Start of Page

The surface modification process of functionalizing SiO₂ nanoparticles with an auxiliary crosslinker is schematically illustrated in Figure 1, and implemented as follows: 3.92 g MPTMS (0.02 mol), 0.23 g TEA, and 4.98 g TMPTA (0.02 mol) are dissolved into a 10 mL solvent of DCM in nitrogen protection and ice-water bath, and then warmed to room temperature, persisting for 24 h in thermal insulation to finally obtain the liquid product (MTMPTA) with 78% yield. Furthermore, the dried nanosilica of 10 g is homogeneously blended into a 100 mL ethanol solution (3:1) by ultrasonic dispersion treatment for 30 min, after which MTMPTA is instilled under pH = 4 with diluted hydrochloric acid. By filtering the suspension and washing with ethanol three times, surface-modified nanosilica (TMPTA-s-SiO₂) is eventually achieved after being hot-degassed for 3 h at 60 °C in vacuum.

According to the blending components listed in

Table 1. Blending components (wt%) for preparing XLPE nanocomposites.

End of Page
Start of Data entries

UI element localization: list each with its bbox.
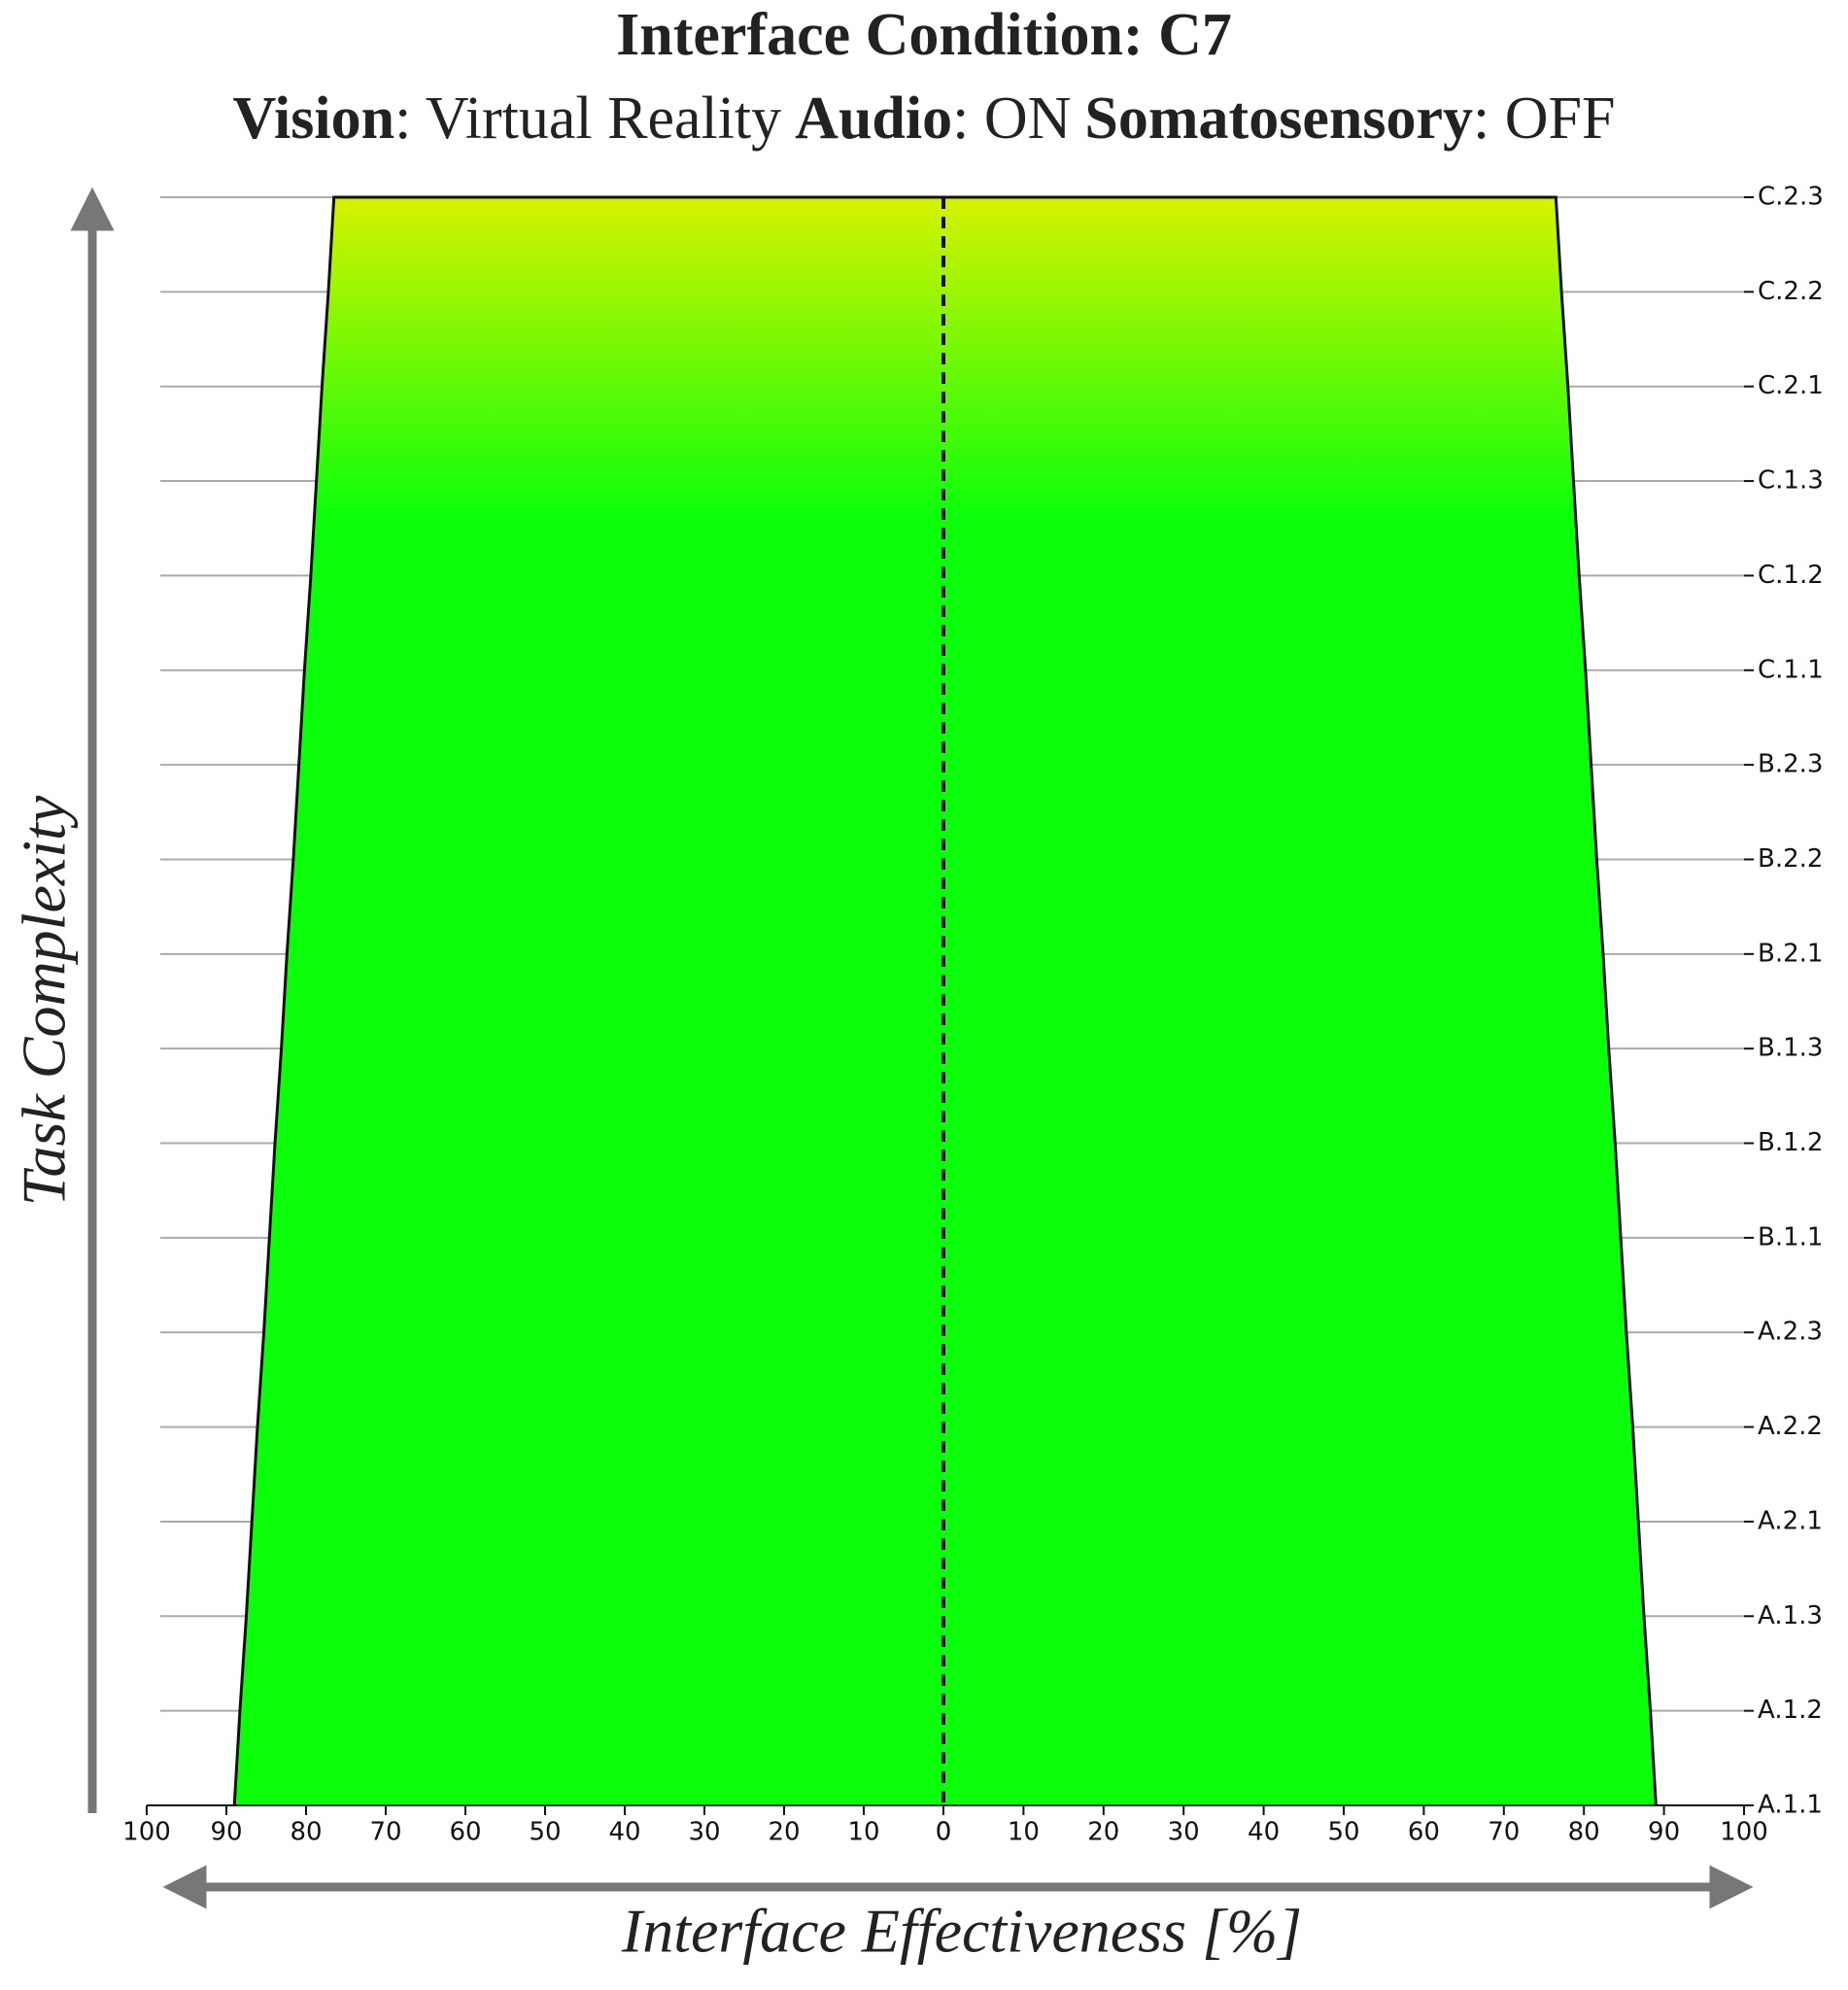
subtitle-part: : Virtual Reality bbox=[394, 86, 781, 152]
x-tick-label: 10 bbox=[1008, 1818, 1040, 1847]
subtitle-part: : ON bbox=[952, 86, 1071, 152]
x-tick-label: 90 bbox=[1648, 1818, 1680, 1847]
chart-title: Interface Condition: C7 bbox=[616, 2, 1232, 68]
x-tick-label: 90 bbox=[210, 1818, 242, 1847]
x-tick-label: 30 bbox=[688, 1818, 720, 1847]
x-tick-label: 20 bbox=[1087, 1818, 1119, 1847]
x-tick-label: 40 bbox=[1248, 1818, 1280, 1847]
subtitle-part: : OFF bbox=[1473, 86, 1615, 152]
subtitle-part: Audio bbox=[795, 86, 952, 152]
y-tick-label: C.2.2 bbox=[1758, 277, 1824, 306]
y-tick-label: C.1.1 bbox=[1758, 655, 1824, 684]
y-tick-label: A.1.1 bbox=[1758, 1791, 1823, 1820]
x-tick-label: 80 bbox=[290, 1818, 322, 1847]
chart-subtitle: Vision: Virtual Reality Audio: ON Somatose… bbox=[233, 86, 1616, 152]
y-tick-label: C.1.2 bbox=[1758, 561, 1824, 590]
y-tick-label: B.2.1 bbox=[1758, 939, 1823, 968]
y-tick-label: C.2.1 bbox=[1758, 371, 1824, 400]
y-tick-label: A.2.1 bbox=[1758, 1506, 1823, 1535]
x-tick-label: 10 bbox=[847, 1818, 879, 1847]
x-tick-label: 70 bbox=[369, 1818, 401, 1847]
x-tick-label: 100 bbox=[1720, 1818, 1768, 1847]
subtitle-part: Vision bbox=[233, 86, 395, 152]
y-axis-label: Task Complexity bbox=[10, 795, 79, 1206]
x-tick-label: 70 bbox=[1488, 1818, 1520, 1847]
y-tick-label: C.2.3 bbox=[1758, 183, 1824, 212]
y-tick-label: B.2.2 bbox=[1758, 844, 1823, 874]
area-outline bbox=[943, 195, 1658, 1806]
y-tick-label: B.2.3 bbox=[1758, 750, 1823, 779]
subtitle-part: Somatosensory bbox=[1084, 86, 1473, 152]
area bbox=[234, 197, 943, 1805]
y-tick-label: B.1.1 bbox=[1758, 1222, 1823, 1252]
y-tick-label: A.1.2 bbox=[1758, 1696, 1823, 1725]
x-tick-label: 20 bbox=[768, 1818, 800, 1847]
x-axis-label: Interface Effectiveness [%] bbox=[621, 1897, 1302, 1966]
x-tick-label: 60 bbox=[1408, 1818, 1440, 1847]
y-tick-label: A.1.3 bbox=[1758, 1601, 1823, 1630]
y-tick-label: A.2.3 bbox=[1758, 1318, 1823, 1347]
x-tick-label: 60 bbox=[449, 1818, 481, 1847]
y-tick-label: A.2.2 bbox=[1758, 1412, 1823, 1441]
x-tick-label: 0 bbox=[936, 1818, 952, 1847]
y-tick-label: B.1.2 bbox=[1758, 1128, 1823, 1157]
x-tick-label: 50 bbox=[529, 1818, 561, 1847]
y-tick-label: C.1.3 bbox=[1758, 466, 1824, 496]
x-tick-label: 0 bbox=[936, 1818, 952, 1847]
x-tick-label: 30 bbox=[1168, 1818, 1200, 1847]
area bbox=[943, 197, 1657, 1805]
x-tick-label: 100 bbox=[122, 1818, 171, 1847]
x-tick-label: 40 bbox=[608, 1818, 640, 1847]
x-tick-label: 50 bbox=[1327, 1818, 1359, 1847]
area-outline bbox=[232, 195, 943, 1806]
y-tick-label: B.1.3 bbox=[1758, 1034, 1823, 1063]
x-tick-label: 80 bbox=[1568, 1818, 1600, 1847]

End of Data entries

▸ **Directive**
Answer these questions from the nanosilica text:
(a) What yield is given for the liquid product MTMPTA?
(b) How long is the ultrasonic dispersion treatment of the dried nanosilica?
(c) For how long and at what temperature is the surface-modified nanosilica hot-degassed in vacuum?

▸ **Full solution**
(a) 78%
(b) 30 min
(c) 3 h at 60 °C